-- start RAW DATA --

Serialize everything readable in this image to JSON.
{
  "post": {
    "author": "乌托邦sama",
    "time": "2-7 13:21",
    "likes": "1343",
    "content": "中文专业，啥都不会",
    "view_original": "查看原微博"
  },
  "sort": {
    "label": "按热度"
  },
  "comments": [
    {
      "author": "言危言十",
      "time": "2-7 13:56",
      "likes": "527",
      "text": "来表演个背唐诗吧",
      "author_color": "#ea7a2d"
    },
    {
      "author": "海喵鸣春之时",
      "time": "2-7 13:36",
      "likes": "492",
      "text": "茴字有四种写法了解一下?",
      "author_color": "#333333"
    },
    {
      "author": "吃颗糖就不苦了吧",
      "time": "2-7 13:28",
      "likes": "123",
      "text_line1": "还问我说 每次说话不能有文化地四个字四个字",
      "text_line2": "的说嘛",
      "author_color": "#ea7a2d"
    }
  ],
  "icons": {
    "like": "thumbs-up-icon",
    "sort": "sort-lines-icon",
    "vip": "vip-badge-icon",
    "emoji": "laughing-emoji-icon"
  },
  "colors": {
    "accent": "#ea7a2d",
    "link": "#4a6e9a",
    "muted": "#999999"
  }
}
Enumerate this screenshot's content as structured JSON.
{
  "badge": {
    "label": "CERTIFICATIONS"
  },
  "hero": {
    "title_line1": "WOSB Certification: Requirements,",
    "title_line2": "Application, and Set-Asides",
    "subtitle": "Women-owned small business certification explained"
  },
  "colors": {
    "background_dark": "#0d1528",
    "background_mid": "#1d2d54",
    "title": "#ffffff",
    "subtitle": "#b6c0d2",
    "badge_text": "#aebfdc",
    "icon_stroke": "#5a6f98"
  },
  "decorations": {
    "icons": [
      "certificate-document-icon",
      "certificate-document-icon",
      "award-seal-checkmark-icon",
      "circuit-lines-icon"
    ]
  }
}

-- end RAW DATA --

SET TASK –
Reproduce every line of the material above exactly.

EXERCISE SOLUTION –
Serialize everything readable in this image to JSON.
{
  "post": {
    "author": "乌托邦sama",
    "time": "2-7 13:21",
    "likes": "1343",
    "content": "中文专业，啥都不会",
    "view_original": "查看原微博"
  },
  "sort": {
    "label": "按热度"
  },
  "comments": [
    {
      "author": "言危言十",
      "time": "2-7 13:56",
      "likes": "527",
      "text": "来表演个背唐诗吧",
      "author_color": "#ea7a2d"
    },
    {
      "author": "海喵鸣春之时",
      "time": "2-7 13:36",
      "likes": "492",
      "text": "茴字有四种写法了解一下?",
      "author_color": "#333333"
    },
    {
      "author": "吃颗糖就不苦了吧",
      "time": "2-7 13:28",
      "likes": "123",
      "text_line1": "还问我说 每次说话不能有文化地四个字四个字",
      "text_line2": "的说嘛",
      "author_color": "#ea7a2d"
    }
  ],
  "icons": {
    "like": "thumbs-up-icon",
    "sort": "sort-lines-icon",
    "vip": "vip-badge-icon",
    "emoji": "laughing-emoji-icon"
  },
  "colors": {
    "accent": "#ea7a2d",
    "link": "#4a6e9a",
    "muted": "#999999"
  }
}
Enumerate this screenshot's content as structured JSON.
{
  "badge": {
    "label": "CERTIFICATIONS"
  },
  "hero": {
    "title_line1": "WOSB Certification: Requirements,",
    "title_line2": "Application, and Set-Asides",
    "subtitle": "Women-owned small business certification explained"
  },
  "colors": {
    "background_dark": "#0d1528",
    "background_mid": "#1d2d54",
    "title": "#ffffff",
    "subtitle": "#b6c0d2",
    "badge_text": "#aebfdc",
    "icon_stroke": "#5a6f98"
  },
  "decorations": {
    "icons": [
      "certificate-document-icon",
      "certificate-document-icon",
      "award-seal-checkmark-icon",
      "circuit-lines-icon"
    ]
  }
}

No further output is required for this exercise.